# [Challenge]
Update the listing from its first line through the line containing "network-icon[interactable] [1333, 4, 1356, 26]", replacing "terminal-line" with "terminal-row" and leaving everything else unchanged.

# [Data supplied]
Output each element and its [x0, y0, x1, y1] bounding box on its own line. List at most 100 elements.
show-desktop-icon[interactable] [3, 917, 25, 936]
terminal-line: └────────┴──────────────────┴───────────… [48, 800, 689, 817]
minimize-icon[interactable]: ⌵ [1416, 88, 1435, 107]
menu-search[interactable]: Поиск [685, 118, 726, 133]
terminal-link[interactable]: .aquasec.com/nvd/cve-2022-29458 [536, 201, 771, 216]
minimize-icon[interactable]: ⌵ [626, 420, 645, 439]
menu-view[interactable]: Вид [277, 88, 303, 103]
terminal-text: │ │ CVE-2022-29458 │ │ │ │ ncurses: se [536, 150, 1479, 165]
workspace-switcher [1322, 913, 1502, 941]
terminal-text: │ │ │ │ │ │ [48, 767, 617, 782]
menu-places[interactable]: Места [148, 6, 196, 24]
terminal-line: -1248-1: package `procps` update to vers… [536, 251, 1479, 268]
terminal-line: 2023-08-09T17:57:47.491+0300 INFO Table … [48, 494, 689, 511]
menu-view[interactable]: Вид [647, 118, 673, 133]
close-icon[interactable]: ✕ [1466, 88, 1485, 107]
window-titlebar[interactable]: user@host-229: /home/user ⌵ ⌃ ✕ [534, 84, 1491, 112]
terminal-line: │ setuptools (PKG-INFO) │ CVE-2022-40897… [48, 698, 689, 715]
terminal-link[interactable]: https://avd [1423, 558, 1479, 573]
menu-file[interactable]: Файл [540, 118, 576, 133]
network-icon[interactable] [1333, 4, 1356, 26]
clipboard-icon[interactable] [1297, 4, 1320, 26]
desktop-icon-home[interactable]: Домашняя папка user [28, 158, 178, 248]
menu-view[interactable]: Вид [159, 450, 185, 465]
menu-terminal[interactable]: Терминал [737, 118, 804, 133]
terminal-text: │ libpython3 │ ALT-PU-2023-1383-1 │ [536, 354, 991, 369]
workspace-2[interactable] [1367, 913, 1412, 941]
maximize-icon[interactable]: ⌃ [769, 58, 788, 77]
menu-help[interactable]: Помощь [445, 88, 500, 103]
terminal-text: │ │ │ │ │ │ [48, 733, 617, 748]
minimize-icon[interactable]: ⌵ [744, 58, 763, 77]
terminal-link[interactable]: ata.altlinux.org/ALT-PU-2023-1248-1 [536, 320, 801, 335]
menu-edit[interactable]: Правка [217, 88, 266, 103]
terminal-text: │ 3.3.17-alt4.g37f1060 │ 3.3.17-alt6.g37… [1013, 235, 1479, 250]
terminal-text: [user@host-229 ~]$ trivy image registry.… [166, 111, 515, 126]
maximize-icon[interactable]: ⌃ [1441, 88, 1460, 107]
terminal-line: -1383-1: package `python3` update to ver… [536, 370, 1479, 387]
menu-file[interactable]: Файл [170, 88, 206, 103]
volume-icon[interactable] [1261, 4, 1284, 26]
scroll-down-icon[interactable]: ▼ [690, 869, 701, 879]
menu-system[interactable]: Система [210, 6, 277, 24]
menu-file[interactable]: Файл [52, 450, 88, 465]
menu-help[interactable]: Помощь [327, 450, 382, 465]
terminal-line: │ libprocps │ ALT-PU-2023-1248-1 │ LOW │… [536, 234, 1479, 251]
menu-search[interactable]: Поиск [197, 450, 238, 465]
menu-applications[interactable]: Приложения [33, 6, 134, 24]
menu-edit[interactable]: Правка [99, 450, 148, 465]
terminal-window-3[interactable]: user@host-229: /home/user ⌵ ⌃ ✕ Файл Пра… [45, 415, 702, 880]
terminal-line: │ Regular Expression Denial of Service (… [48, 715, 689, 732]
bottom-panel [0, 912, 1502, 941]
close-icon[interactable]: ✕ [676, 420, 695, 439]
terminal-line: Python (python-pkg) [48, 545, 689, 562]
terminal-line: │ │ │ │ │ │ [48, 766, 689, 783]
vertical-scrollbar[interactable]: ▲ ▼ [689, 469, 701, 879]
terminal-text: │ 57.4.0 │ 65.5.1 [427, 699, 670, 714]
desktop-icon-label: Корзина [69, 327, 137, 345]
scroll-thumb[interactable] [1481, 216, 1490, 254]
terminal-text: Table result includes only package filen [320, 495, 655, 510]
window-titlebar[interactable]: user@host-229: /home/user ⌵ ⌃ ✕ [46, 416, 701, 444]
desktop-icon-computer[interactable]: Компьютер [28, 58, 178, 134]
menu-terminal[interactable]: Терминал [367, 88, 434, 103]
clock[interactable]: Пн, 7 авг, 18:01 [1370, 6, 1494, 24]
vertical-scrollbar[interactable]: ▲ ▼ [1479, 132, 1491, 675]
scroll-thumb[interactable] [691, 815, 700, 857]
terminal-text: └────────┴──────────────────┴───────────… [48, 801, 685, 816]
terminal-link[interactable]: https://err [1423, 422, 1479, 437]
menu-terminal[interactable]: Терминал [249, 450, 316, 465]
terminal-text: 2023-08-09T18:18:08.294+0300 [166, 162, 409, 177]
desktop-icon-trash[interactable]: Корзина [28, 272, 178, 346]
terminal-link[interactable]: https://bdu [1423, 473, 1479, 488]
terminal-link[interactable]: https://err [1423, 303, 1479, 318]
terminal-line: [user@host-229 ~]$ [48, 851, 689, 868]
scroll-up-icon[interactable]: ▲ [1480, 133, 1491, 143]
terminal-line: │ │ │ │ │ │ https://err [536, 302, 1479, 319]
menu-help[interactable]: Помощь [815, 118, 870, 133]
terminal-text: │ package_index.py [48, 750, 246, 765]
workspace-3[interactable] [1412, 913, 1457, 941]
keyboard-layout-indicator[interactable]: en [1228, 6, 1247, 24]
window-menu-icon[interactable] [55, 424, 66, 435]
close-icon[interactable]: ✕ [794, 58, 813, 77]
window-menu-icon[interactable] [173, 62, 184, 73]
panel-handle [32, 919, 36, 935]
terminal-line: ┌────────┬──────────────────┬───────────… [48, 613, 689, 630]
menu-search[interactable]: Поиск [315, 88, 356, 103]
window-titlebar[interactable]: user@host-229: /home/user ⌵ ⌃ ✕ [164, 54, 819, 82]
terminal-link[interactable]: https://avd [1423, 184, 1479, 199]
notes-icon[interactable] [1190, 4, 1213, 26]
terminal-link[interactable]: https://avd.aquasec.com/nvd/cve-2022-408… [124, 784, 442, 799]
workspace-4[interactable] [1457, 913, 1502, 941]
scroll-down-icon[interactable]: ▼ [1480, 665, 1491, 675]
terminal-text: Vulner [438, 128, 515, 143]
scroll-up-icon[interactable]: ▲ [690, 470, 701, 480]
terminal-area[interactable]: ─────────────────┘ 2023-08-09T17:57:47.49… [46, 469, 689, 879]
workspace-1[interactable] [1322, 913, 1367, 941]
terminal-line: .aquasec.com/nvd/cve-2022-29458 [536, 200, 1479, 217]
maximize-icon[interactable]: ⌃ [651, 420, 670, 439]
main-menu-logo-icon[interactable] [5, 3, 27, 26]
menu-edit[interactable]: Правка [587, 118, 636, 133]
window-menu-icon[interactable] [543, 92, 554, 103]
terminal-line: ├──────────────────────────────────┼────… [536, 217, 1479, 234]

# [Response to the exercise]
Output each element and its [x0, y0, x1, y1] bounding box on its own line. List at most 100 elements.
show-desktop-icon[interactable] [3, 917, 25, 936]
terminal-row: └────────┴──────────────────┴───────────… [48, 800, 689, 817]
minimize-icon[interactable]: ⌵ [1416, 88, 1435, 107]
menu-search[interactable]: Поиск [685, 118, 726, 133]
terminal-link[interactable]: .aquasec.com/nvd/cve-2022-29458 [536, 201, 771, 216]
minimize-icon[interactable]: ⌵ [626, 420, 645, 439]
menu-view[interactable]: Вид [277, 88, 303, 103]
terminal-text: │ │ CVE-2022-29458 │ │ │ │ ncurses: se [536, 150, 1479, 165]
workspace-switcher [1322, 913, 1502, 941]
terminal-text: │ │ │ │ │ │ [48, 767, 617, 782]
menu-places[interactable]: Места [148, 6, 196, 24]
terminal-row: -1248-1: package `procps` update to vers… [536, 251, 1479, 268]
terminal-row: 2023-08-09T17:57:47.491+0300 INFO Table … [48, 494, 689, 511]
menu-view[interactable]: Вид [647, 118, 673, 133]
close-icon[interactable]: ✕ [1466, 88, 1485, 107]
window-titlebar[interactable]: user@host-229: /home/user ⌵ ⌃ ✕ [534, 84, 1491, 112]
terminal-row: │ setuptools (PKG-INFO) │ CVE-2022-40897… [48, 698, 689, 715]
terminal-link[interactable]: https://avd [1423, 558, 1479, 573]
menu-file[interactable]: Файл [540, 118, 576, 133]
network-icon[interactable] [1333, 4, 1356, 26]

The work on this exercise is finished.